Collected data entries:
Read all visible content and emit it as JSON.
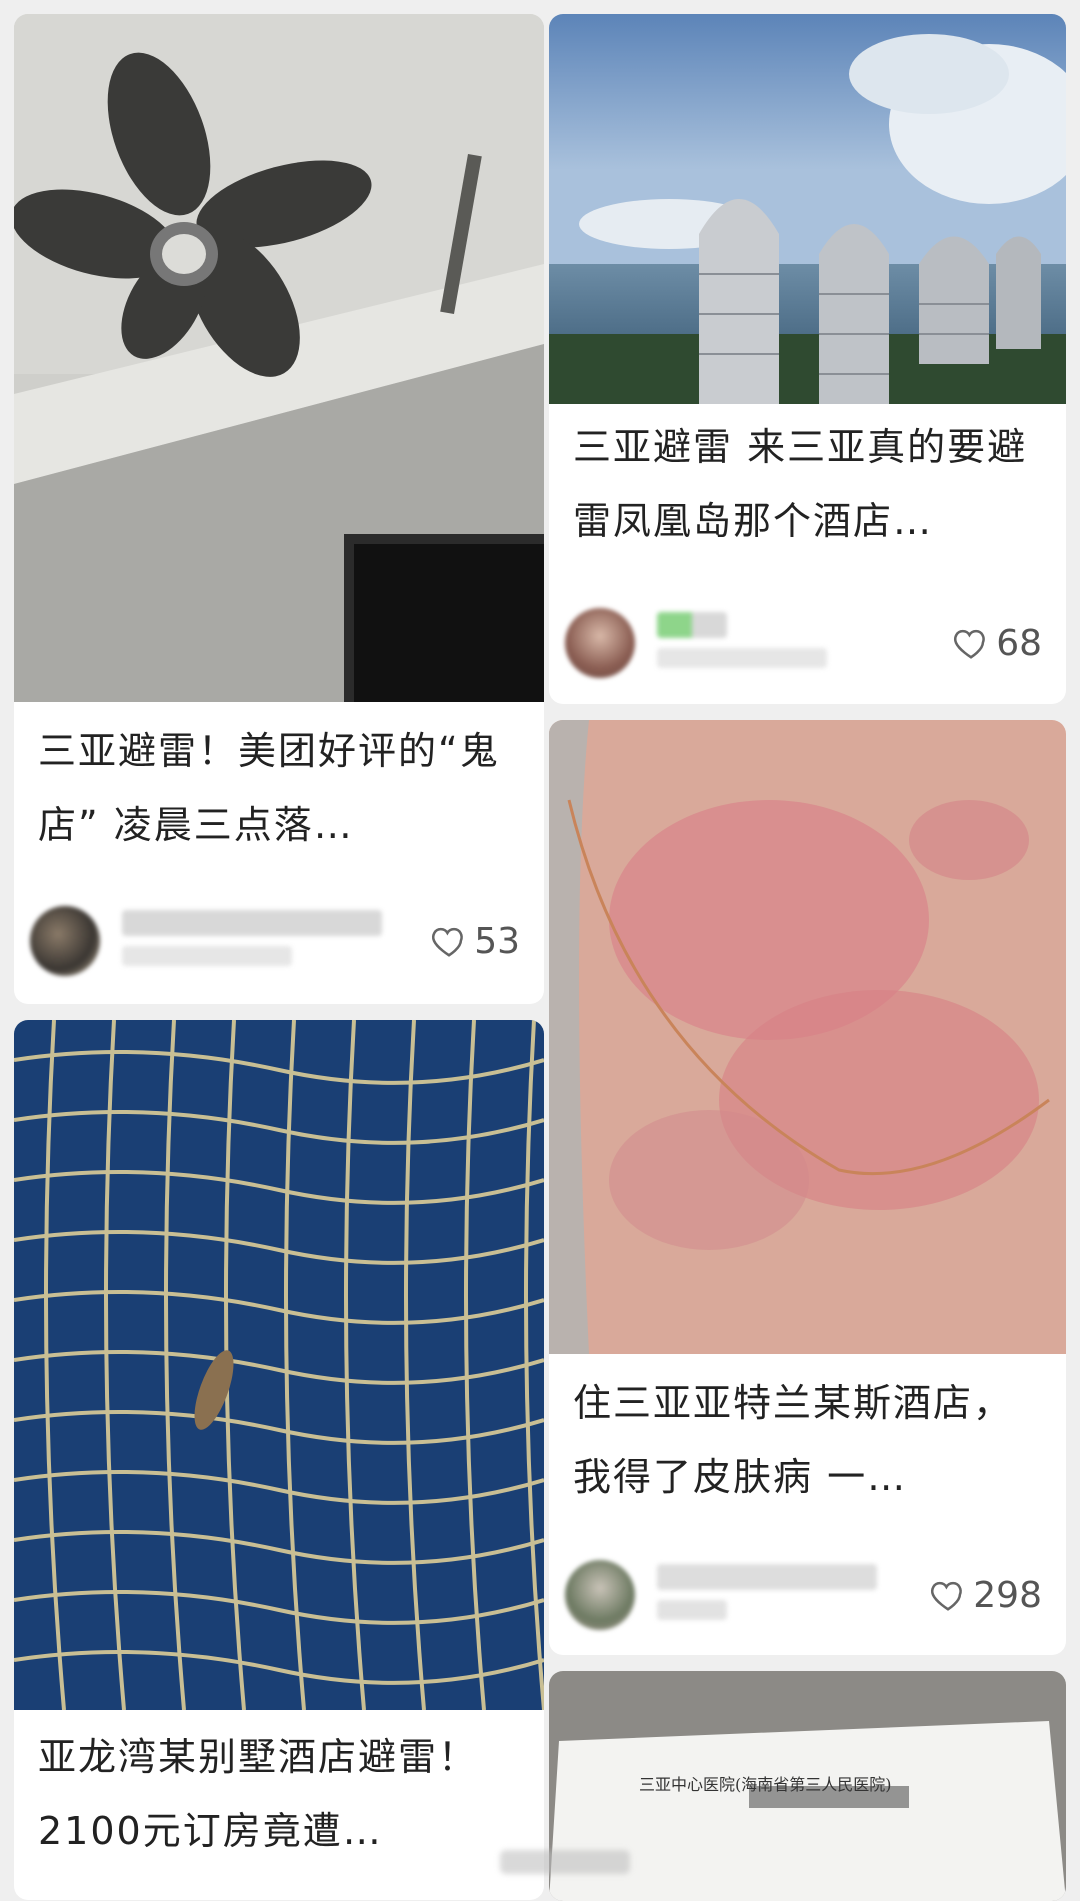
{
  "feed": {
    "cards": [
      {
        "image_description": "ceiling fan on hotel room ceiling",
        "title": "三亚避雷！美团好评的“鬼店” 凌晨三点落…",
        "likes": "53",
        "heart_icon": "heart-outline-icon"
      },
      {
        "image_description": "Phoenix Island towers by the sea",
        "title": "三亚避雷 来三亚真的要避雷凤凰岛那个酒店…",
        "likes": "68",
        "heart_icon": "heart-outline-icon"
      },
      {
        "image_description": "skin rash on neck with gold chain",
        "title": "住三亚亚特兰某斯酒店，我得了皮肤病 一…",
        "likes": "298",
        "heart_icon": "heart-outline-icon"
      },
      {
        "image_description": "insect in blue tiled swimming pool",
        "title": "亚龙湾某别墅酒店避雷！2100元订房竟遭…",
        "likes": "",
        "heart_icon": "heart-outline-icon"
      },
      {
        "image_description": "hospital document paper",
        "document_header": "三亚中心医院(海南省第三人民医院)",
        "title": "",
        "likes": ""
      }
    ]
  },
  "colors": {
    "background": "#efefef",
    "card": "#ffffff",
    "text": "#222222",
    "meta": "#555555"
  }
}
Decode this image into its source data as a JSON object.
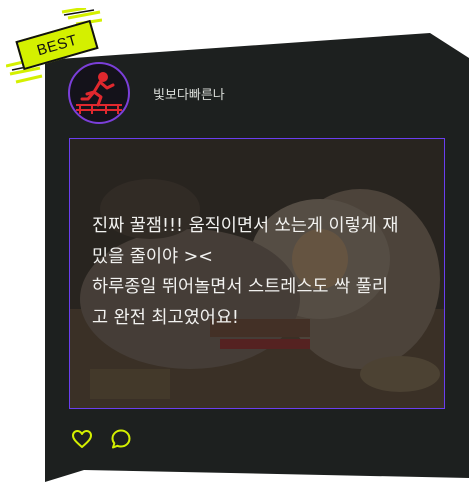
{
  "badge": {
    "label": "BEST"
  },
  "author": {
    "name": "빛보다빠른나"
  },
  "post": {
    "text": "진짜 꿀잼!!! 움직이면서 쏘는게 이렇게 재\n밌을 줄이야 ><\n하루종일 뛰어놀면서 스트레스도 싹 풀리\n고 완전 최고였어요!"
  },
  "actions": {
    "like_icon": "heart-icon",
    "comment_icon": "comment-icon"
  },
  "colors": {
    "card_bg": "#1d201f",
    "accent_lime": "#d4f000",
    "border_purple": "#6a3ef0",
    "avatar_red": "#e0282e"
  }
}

--

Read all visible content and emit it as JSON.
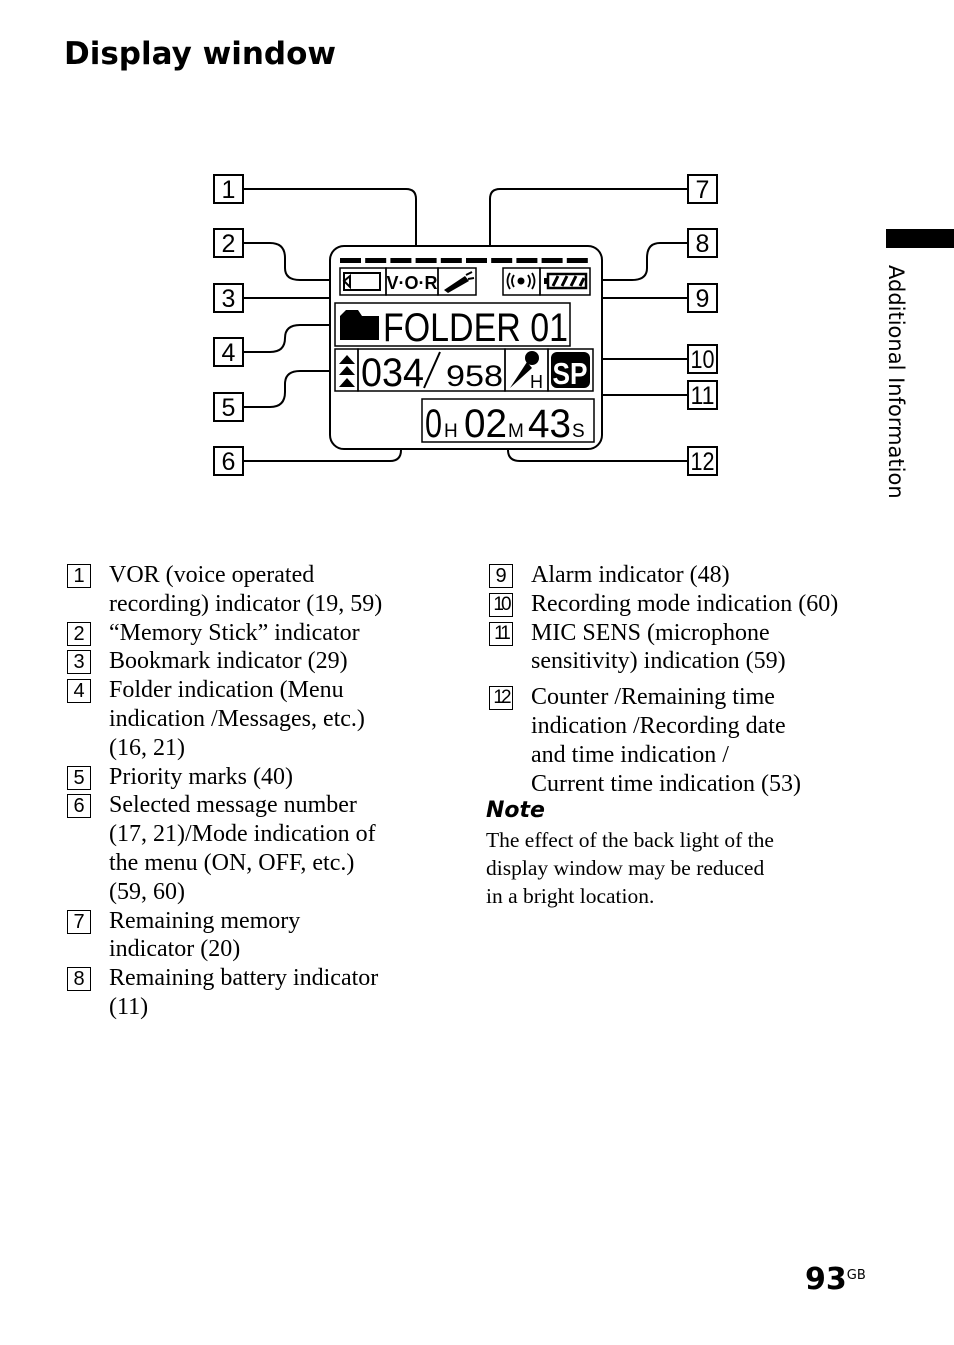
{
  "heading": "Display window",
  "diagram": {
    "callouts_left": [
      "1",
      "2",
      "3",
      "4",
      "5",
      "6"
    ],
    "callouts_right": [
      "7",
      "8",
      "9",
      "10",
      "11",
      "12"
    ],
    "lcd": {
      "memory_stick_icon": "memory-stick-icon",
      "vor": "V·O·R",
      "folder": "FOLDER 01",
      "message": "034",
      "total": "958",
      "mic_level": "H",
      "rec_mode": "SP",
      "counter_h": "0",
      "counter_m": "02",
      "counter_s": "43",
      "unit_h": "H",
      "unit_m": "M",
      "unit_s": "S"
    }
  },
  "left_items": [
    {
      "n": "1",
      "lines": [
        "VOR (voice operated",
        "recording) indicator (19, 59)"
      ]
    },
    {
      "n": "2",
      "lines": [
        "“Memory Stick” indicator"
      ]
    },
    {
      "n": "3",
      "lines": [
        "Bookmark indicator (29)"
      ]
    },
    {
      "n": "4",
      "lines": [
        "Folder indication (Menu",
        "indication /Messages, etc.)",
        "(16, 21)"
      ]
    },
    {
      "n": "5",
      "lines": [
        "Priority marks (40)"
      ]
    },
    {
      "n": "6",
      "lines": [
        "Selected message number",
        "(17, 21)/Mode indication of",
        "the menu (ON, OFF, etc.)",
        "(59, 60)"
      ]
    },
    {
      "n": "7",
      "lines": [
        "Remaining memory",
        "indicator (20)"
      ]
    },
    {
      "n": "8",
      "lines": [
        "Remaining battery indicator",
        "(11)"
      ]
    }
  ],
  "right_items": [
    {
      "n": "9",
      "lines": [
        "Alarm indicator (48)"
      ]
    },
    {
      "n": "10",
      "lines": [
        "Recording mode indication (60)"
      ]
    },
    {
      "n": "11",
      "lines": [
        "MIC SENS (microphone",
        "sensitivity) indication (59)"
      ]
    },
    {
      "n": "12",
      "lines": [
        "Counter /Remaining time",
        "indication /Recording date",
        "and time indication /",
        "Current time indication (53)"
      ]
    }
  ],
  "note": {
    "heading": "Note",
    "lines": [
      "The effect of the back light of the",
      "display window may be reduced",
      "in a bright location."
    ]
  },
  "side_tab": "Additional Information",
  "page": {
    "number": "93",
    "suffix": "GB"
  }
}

> [Prompt]: Search the data above for the string "text" and copy each line that has it.

> [Task solution]:
    "text": "#222222",
    "text": "진짜 꿀잼!!! 움직이면서 쏘는게 이렇게 재\n밌을 줄이야 ><\n하루종일 뛰어놀면서 스트레스도 싹 풀리\n고 완전 최고였어요!"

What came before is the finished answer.